- RECORDS SUPPLIED:

▼

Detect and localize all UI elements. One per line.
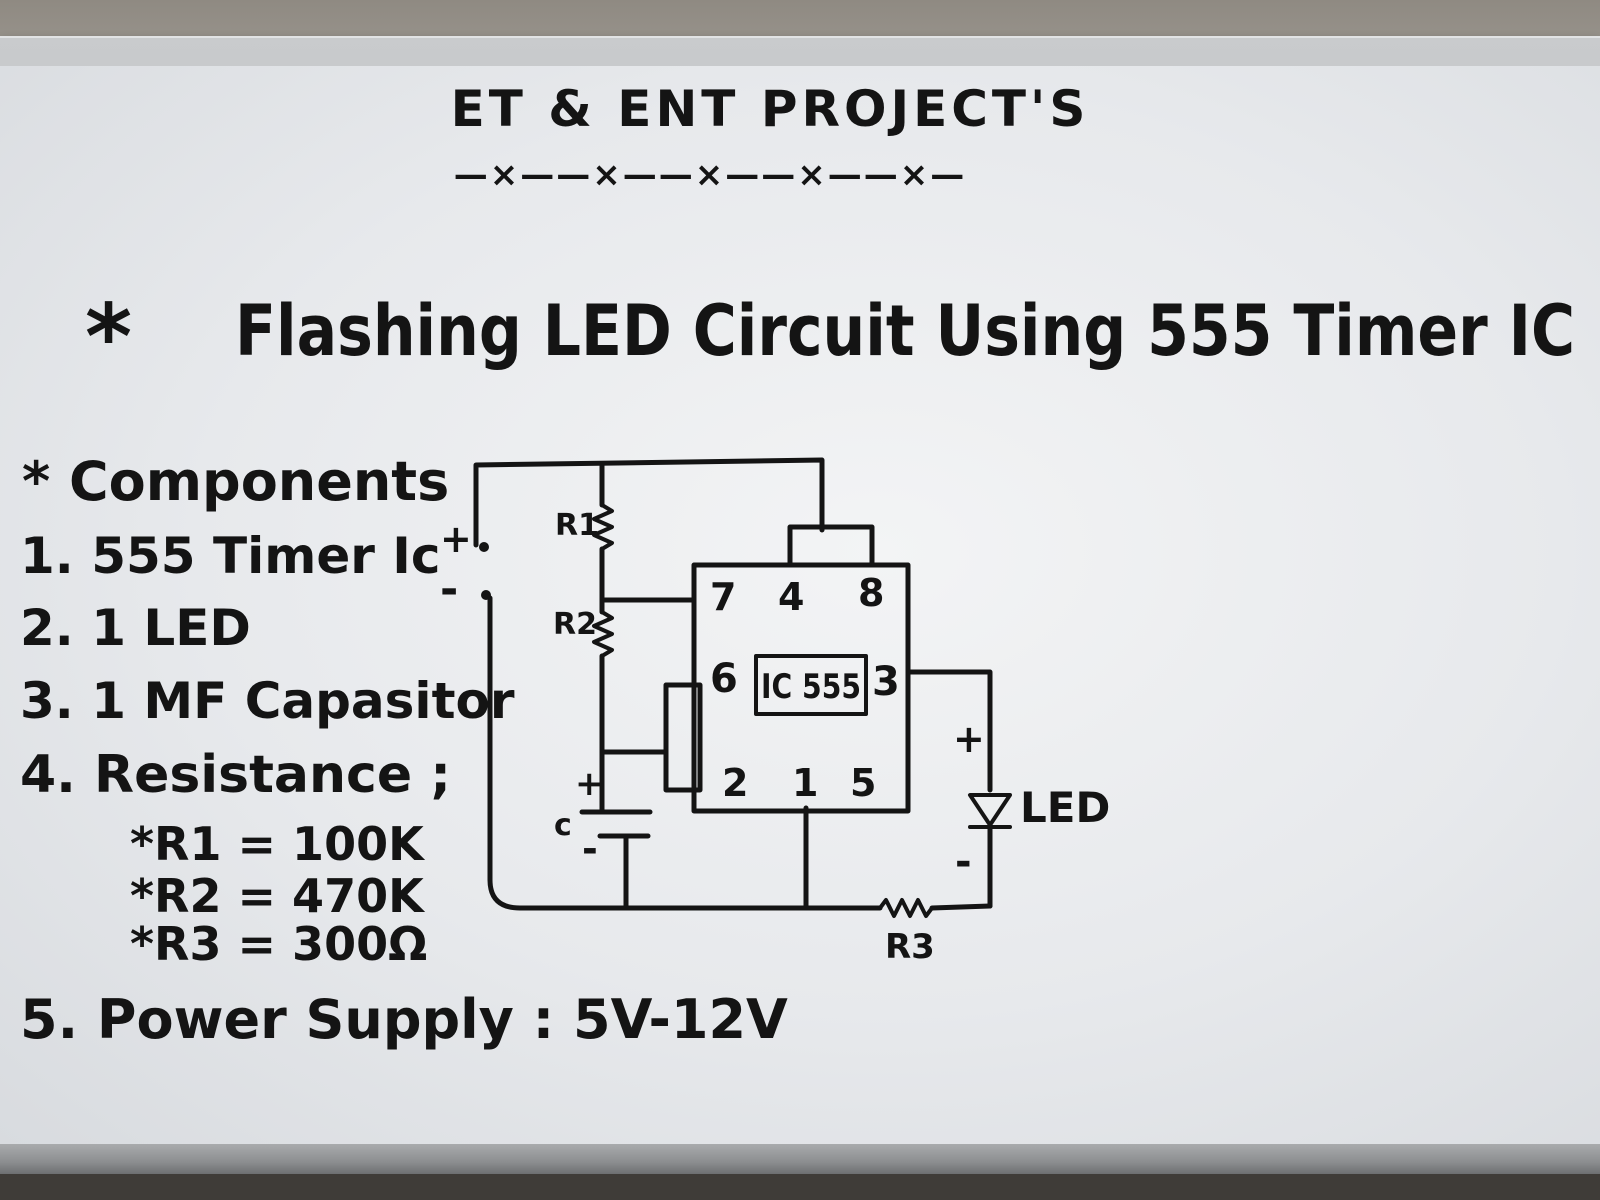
- r3-label: R3: [885, 927, 935, 967]
- wire-top-rail: [473, 457, 825, 548]
- resistor-value-r3: *R3 = 300Ω: [130, 917, 427, 971]
- pin-8-label: 8: [858, 571, 884, 615]
- resistor-value-r2: *R2 = 470K: [130, 869, 426, 923]
- supply-plus-label: +: [440, 517, 472, 561]
- circuit-diagram: + - R1 R2 R3 c + - + - LED IC 555 7 4 8 …: [440, 457, 1110, 967]
- led-plus-label: +: [953, 717, 985, 761]
- resistor-r1: [592, 503, 614, 551]
- wire-pin4-pin8: [787, 524, 875, 568]
- component-item-4: 4. Resistance ;: [20, 745, 451, 805]
- pin-7-label: 7: [710, 575, 736, 619]
- ic-555-body: [691, 562, 911, 814]
- main-title: Flashing LED Circuit Using 555 Timer IC: [235, 290, 1575, 372]
- supply-minus-label: -: [440, 564, 458, 615]
- component-item-3: 3. 1 MF Capasitor: [20, 672, 515, 730]
- power-supply-line: 5. Power Supply : 5V-12V: [20, 988, 788, 1051]
- capacitor-minus-label: -: [582, 827, 598, 871]
- resistor-r2: [592, 610, 614, 658]
- led-symbol: [968, 793, 1012, 827]
- capacitor-label: c: [554, 808, 572, 843]
- pin-2-label: 2: [722, 761, 748, 805]
- led-minus-label: -: [955, 839, 972, 885]
- main-title-bullet: *: [85, 285, 132, 390]
- ic-label: IC 555: [761, 667, 861, 707]
- pin-1-label: 1: [792, 761, 818, 805]
- marker-tray: [0, 1144, 1600, 1174]
- wire-pin3-led: [905, 669, 993, 793]
- capacitor-plus-label: +: [575, 764, 604, 804]
- pin-5-label: 5: [850, 761, 876, 805]
- pin-4-label: 4: [778, 575, 804, 619]
- terminal-positive: [479, 542, 489, 552]
- component-item-2: 2. 1 LED: [20, 599, 251, 657]
- whiteboard-surface: [0, 66, 1600, 1144]
- header-divider: —×——×——×——×——×—: [454, 155, 966, 195]
- ic-555-label-box: [754, 654, 868, 716]
- wire-pin6-pin2-loop: [663, 682, 703, 793]
- r1-label: R1: [555, 508, 599, 543]
- components-heading: * Components: [22, 450, 449, 513]
- wire-ground-rail: [487, 595, 813, 911]
- header-title: ET & ENT PROJECT'S: [451, 80, 1090, 138]
- floor-shadow: [0, 1174, 1600, 1200]
- component-item-1: 1. 555 Timer Ic: [20, 527, 441, 585]
- resistor-value-r1: *R1 = 100K: [130, 817, 426, 871]
- resistor-r3: [878, 898, 934, 918]
- wire-r3-right: [929, 903, 993, 911]
- pin-3-label: 3: [872, 659, 900, 705]
- r2-label: R2: [553, 607, 597, 642]
- pin-6-label: 6: [710, 656, 738, 702]
- led-label: LED: [1020, 783, 1110, 832]
- terminal-negative: [481, 590, 491, 600]
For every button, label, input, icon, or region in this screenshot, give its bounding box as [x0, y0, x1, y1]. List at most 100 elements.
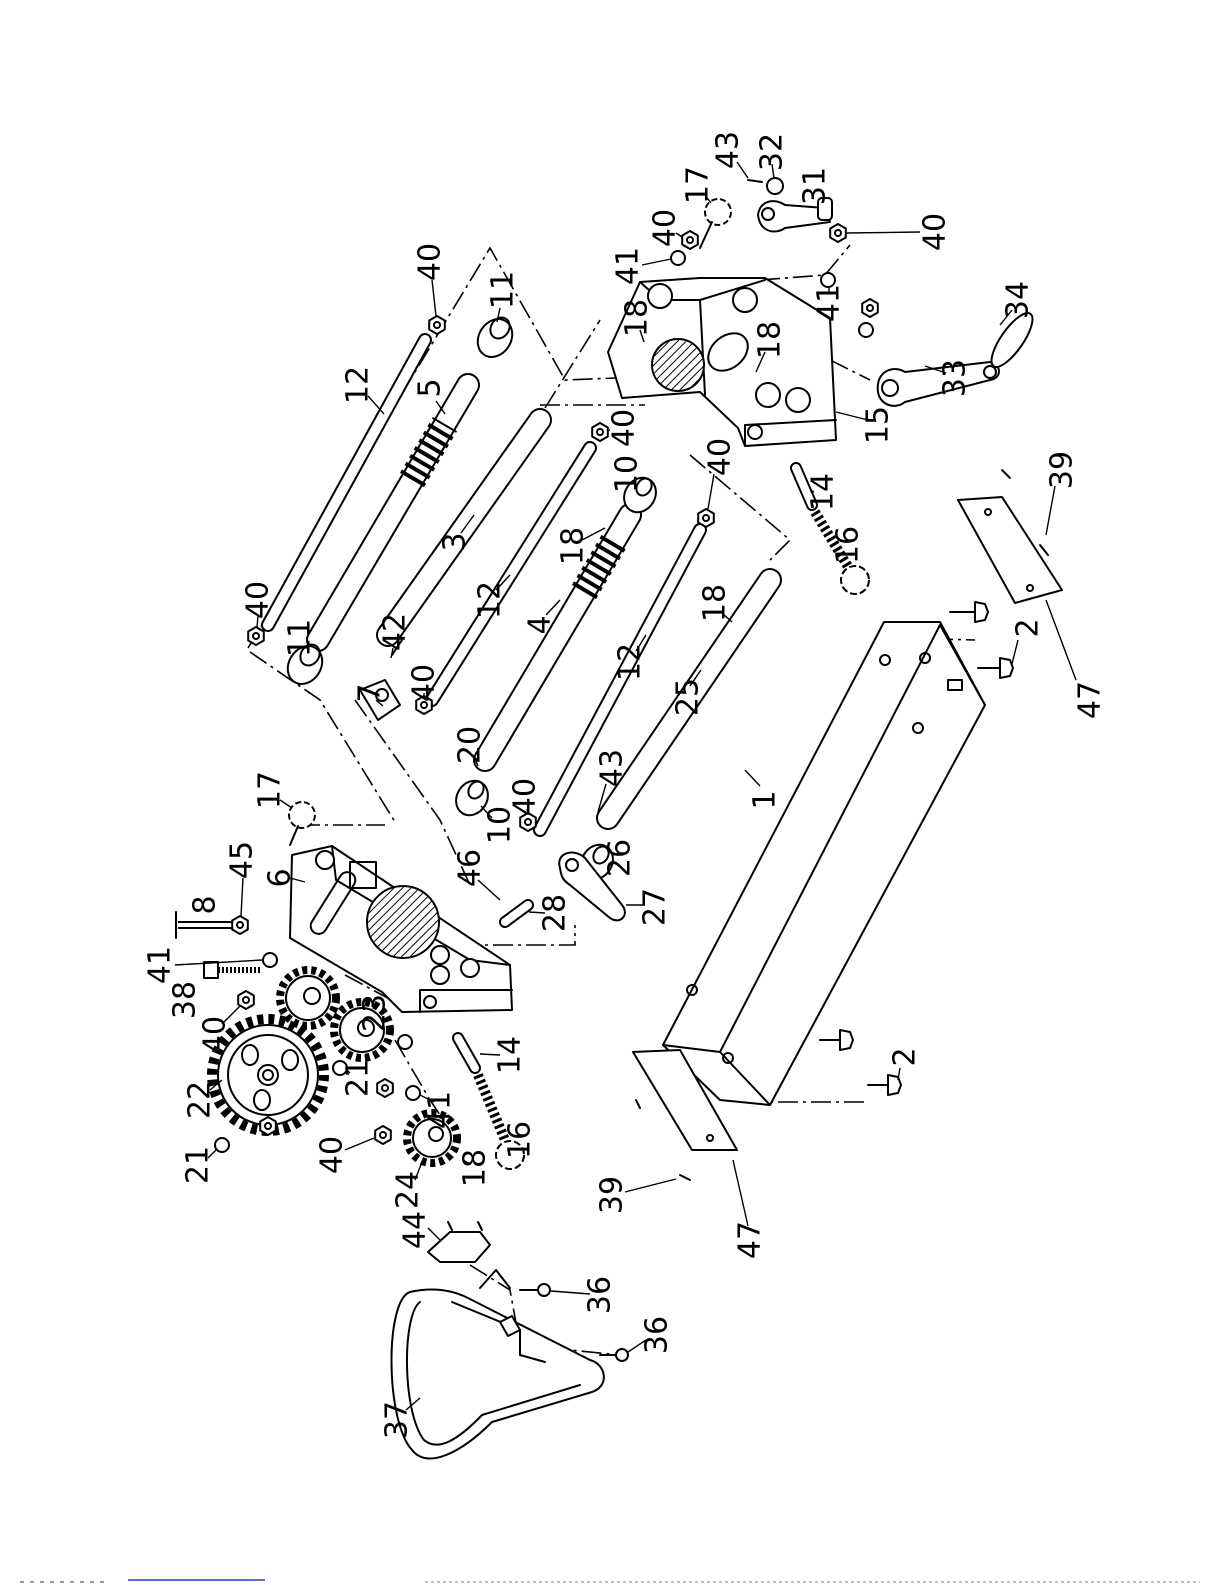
part-number-label: 45: [225, 841, 260, 879]
bushing-11-right: [471, 313, 519, 364]
bolt-38: [204, 962, 262, 978]
part-number-label: 12: [341, 366, 376, 404]
hex-nut: [238, 991, 254, 1009]
base-frame-1: [663, 622, 985, 1105]
part-number-label: 16: [831, 526, 866, 564]
bolt-2-left: [820, 1030, 853, 1050]
part-number-label: 38: [168, 981, 203, 1019]
page-footer: [20, 1580, 1200, 1582]
part-number-label: 23: [358, 994, 393, 1032]
bolt-2-right-lower: [978, 658, 1013, 678]
washer: [263, 953, 277, 967]
part-number-label: 18: [458, 1149, 493, 1187]
part-number-label: 18: [620, 299, 655, 337]
hex-nut: [862, 299, 878, 317]
hex-nut: [375, 1126, 391, 1144]
part-number-label: 20: [453, 726, 488, 764]
bolt-8: [176, 912, 232, 938]
part-number-label: 10: [610, 455, 645, 493]
part-number-label: 32: [755, 133, 790, 171]
bolt-2-left-lower: [868, 1075, 901, 1095]
hex-nut: [248, 627, 264, 645]
part-number-label: 40: [198, 1016, 233, 1054]
hex-nut: [232, 916, 248, 934]
part-number-label: 27: [638, 888, 673, 926]
shaft-3: [388, 420, 540, 635]
washer: [398, 1035, 412, 1049]
part-number-label: 36: [640, 1316, 675, 1354]
part-number-label: 11: [283, 619, 318, 657]
part-number-label: 40: [918, 213, 953, 251]
part-number-label: 40: [315, 1136, 350, 1174]
part-number-label: 18: [698, 584, 733, 622]
part-number-label: 17: [681, 166, 716, 204]
plate-47-right: [958, 497, 1062, 603]
washer: [671, 251, 685, 265]
part-number-label: 7: [353, 683, 388, 702]
part-number-label: 14: [493, 1036, 528, 1074]
hex-nut: [830, 224, 846, 242]
part-number-label: 36: [583, 1276, 618, 1314]
part-number-label: 41: [611, 247, 646, 285]
part-number-label: 22: [183, 1081, 218, 1119]
part-number-label: 25: [671, 678, 706, 716]
part-number-label: 40: [413, 243, 448, 281]
tie-bar-12-middle: [432, 448, 590, 700]
part-number-label: 40: [607, 409, 642, 447]
part-number-label: 41: [423, 1091, 458, 1129]
part-number-label: 8: [188, 895, 223, 914]
leader-line: [625, 1179, 676, 1192]
part-number-label: 18: [753, 321, 788, 359]
part-number-label: 44: [398, 1211, 433, 1249]
hex-nut: [682, 231, 698, 249]
part-number-label: 40: [407, 664, 442, 702]
part-number-label: 2: [1011, 618, 1046, 637]
part-number-label: 5: [413, 378, 448, 397]
bolt-2-right: [950, 602, 988, 622]
part-number-label: 12: [473, 581, 508, 619]
leader-line: [733, 1160, 748, 1226]
part-number-label: 43: [595, 749, 630, 787]
hex-nut: [698, 509, 714, 527]
part-number-label: 15: [861, 406, 896, 444]
leader-line: [1046, 600, 1076, 680]
part-number-label: 1: [748, 790, 783, 809]
washer: [859, 323, 873, 337]
leader-line: [745, 770, 760, 786]
part-number-label: 4: [523, 615, 558, 634]
leader-line: [432, 280, 436, 316]
gear-23-upper: [280, 970, 336, 1026]
washer: [406, 1086, 420, 1100]
screw-36-upper: [480, 1270, 550, 1296]
part-number-label: 41: [143, 946, 178, 984]
part-number-label: 40: [241, 581, 276, 619]
part-number-label: 31: [798, 167, 833, 205]
part-number-label: 43: [711, 131, 746, 169]
leader-line: [642, 259, 671, 265]
part-number-label: 17: [253, 771, 288, 809]
leader-line: [898, 1068, 900, 1080]
part-number-label: 40: [648, 209, 683, 247]
hex-nut: [377, 1079, 393, 1097]
hex-nut: [429, 316, 445, 334]
leader-line: [1012, 640, 1018, 664]
star-knob-17-right: [700, 199, 731, 248]
leader-line: [708, 474, 714, 509]
part-number-label: 46: [453, 849, 488, 887]
leader-line: [241, 878, 243, 916]
part-number-label: 41: [812, 284, 847, 322]
part-number-label: 2: [888, 1047, 923, 1066]
part-number-label: 47: [733, 1221, 768, 1259]
knob-32: [748, 178, 783, 194]
part-number-label: 37: [380, 1401, 415, 1439]
part-number-label: 21: [181, 1146, 216, 1184]
part-number-label: 28: [538, 894, 573, 932]
leader-line: [847, 232, 920, 233]
pin-28: [505, 905, 528, 922]
part-number-label: 33: [938, 359, 973, 397]
leader-line: [546, 600, 560, 615]
part-number-label: 39: [595, 1176, 630, 1214]
part-number-label: 18: [556, 527, 591, 565]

▲

- WHAT NEEDS TO BE DONE: Filter the listing above down to the lines that contain the string "knob", matching case exactly, and copy each one out.

- REPLY TO THE TASK:
star-knob-17-right: [700, 199, 731, 248]
knob-32: [748, 178, 783, 194]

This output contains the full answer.